Goal :: Copy everything in the data below exactly except the pictures.

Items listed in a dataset
* Begin *
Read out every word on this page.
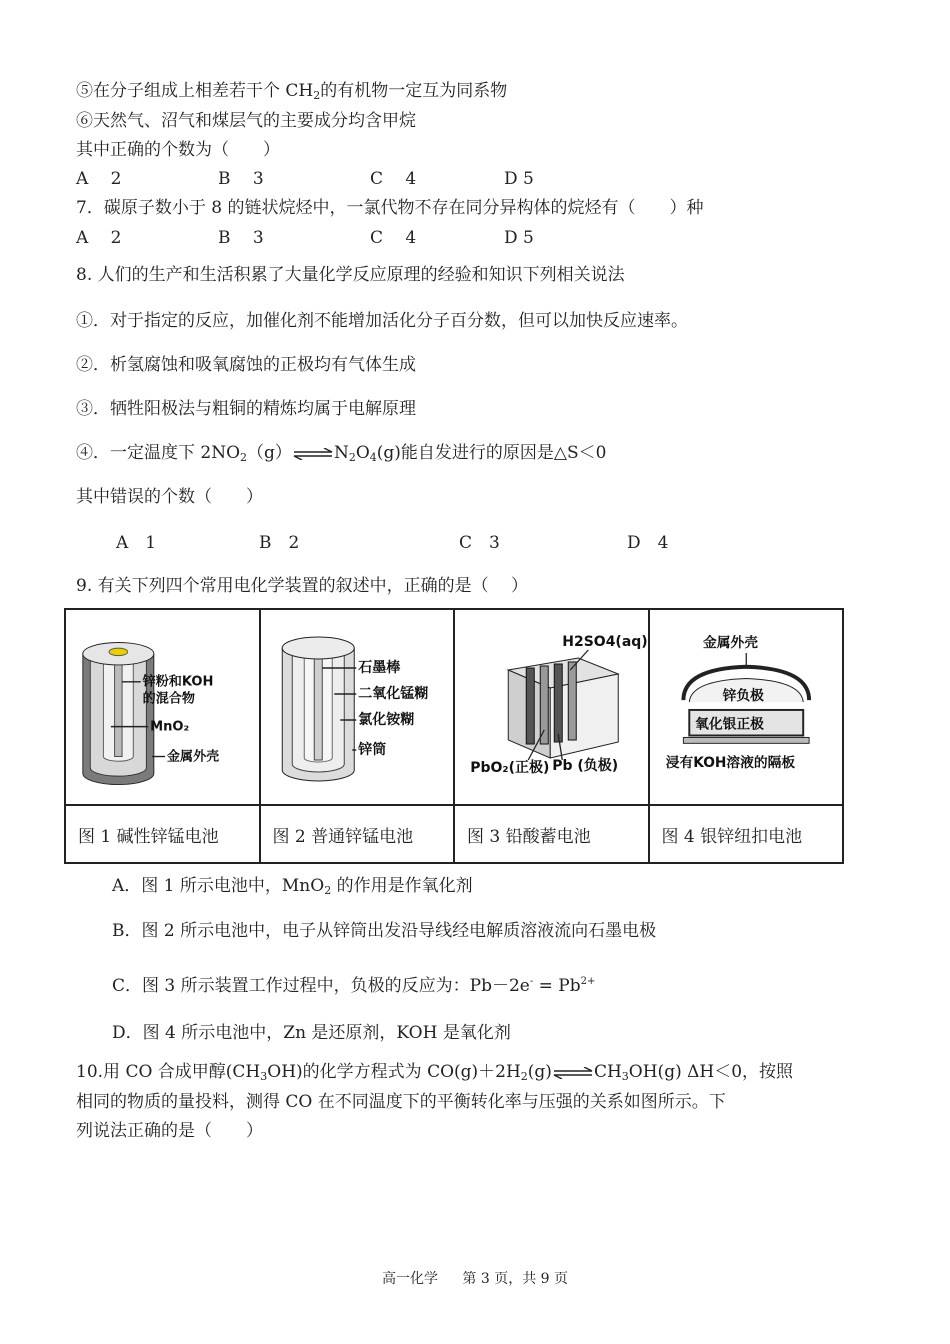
⑤在分子组成上相差若干个 $CH_2$的有机物一定互为同系物
⑥天然气、沼气和煤层气的主要成分均含甲烷
其中正确的个数为（　　）
A　 2	B　 3	C　 4	D 5
7．碳原子数小于 8 的链状烷烃中，一氯代物不存在同分异构体的烷烃有（　　）种
A　 2	B　 3	C　 4	D 5
8. 人们的生产和生活积累了大量化学反应原理的经验和知识下列相关说法
①．对于指定的反应，加催化剂不能增加活化分子百分数，但可以加快反应速率。
②．析氢腐蚀和吸氧腐蚀的正极均有气体生成
③．牺牲阳极法与粗铜的精炼均属于电解原理
④．一定温度下 $2NO_2(g)\rightleftharpoons N_2O_4(g)$能自发进行的原因是△S＜0
其中错误的个数（　　）
A　1	B　2	C　3	D　4
9. 有关下列四个常用电化学装置的叙述中，正确的是（　 ）
锌粉和KOH
的混合物
MnO₂
金属外壳	石墨棒
二氧化锰糊
氯化铵糊
锌筒	H2SO4(aq)
PbO₂(正极) Pb (负极)	金属外壳
锌负极
氧化银正极
浸有KOH溶液的隔板

图 1 碱性锌锰电池	图 2 普通锌锰电池	图 3 铅酸蓄电池	图 4 银锌纽扣电池
A．图 1 所示电池中，MnO$_2$ 的作用是作氧化剂
B．图 2 所示电池中，电子从锌筒出发沿导线经电解质溶液流向石墨电极
C．图 3 所示装置工作过程中，负极的反应为：$Pb-2e^- = Pb^{2+}$
D．图 4 所示电池中，Zn 是还原剂，KOH 是氧化剂
10.用 CO 合成甲醇$(CH_3OH)$的化学方程式为 $CO(g)+2H_2(g)\rightleftharpoons CH_3OH(g)$ ΔH＜0，按照
相同的物质的量投料，测得 CO 在不同温度下的平衡转化率与压强的关系如图所示。下
列说法正确的是（　　）
高一化学 第 3 页，共 9 页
* End *
Solved problem ::
Read out every word on this page.
⑤在分子组成上相差若干个 $CH_2$的有机物一定互为同系物
⑥天然气、沼气和煤层气的主要成分均含甲烷
其中正确的个数为（　　）
A　 2	B　 3	C　 4	D 5
7．碳原子数小于 8 的链状烷烃中，一氯代物不存在同分异构体的烷烃有（　　）种
A　 2	B　 3	C　 4	D 5
8. 人们的生产和生活积累了大量化学反应原理的经验和知识下列相关说法
①．对于指定的反应，加催化剂不能增加活化分子百分数，但可以加快反应速率。
②．析氢腐蚀和吸氧腐蚀的正极均有气体生成
③．牺牲阳极法与粗铜的精炼均属于电解原理
④．一定温度下 $2NO_2(g)\rightleftharpoons N_2O_4(g)$能自发进行的原因是△S＜0
其中错误的个数（　　）
A　1	B　2	C　3	D　4
9. 有关下列四个常用电化学装置的叙述中，正确的是（　 ）
锌粉和KOH
的混合物
MnO₂
金属外壳	石墨棒
二氧化锰糊
氯化铵糊
锌筒	H2SO4(aq)
PbO₂(正极) Pb (负极)	金属外壳
锌负极
氧化银正极
浸有KOH溶液的隔板

图 1 碱性锌锰电池	图 2 普通锌锰电池	图 3 铅酸蓄电池	图 4 银锌纽扣电池
A．图 1 所示电池中，MnO$_2$ 的作用是作氧化剂
B．图 2 所示电池中，电子从锌筒出发沿导线经电解质溶液流向石墨电极
C．图 3 所示装置工作过程中，负极的反应为：$Pb-2e^- = Pb^{2+}$
D．图 4 所示电池中，Zn 是还原剂，KOH 是氧化剂
10.用 CO 合成甲醇$(CH_3OH)$的化学方程式为 $CO(g)+2H_2(g)\rightleftharpoons CH_3OH(g)$ ΔH＜0，按照
相同的物质的量投料，测得 CO 在不同温度下的平衡转化率与压强的关系如图所示。下
列说法正确的是（　　）
高一化学 第 3 页，共 9 页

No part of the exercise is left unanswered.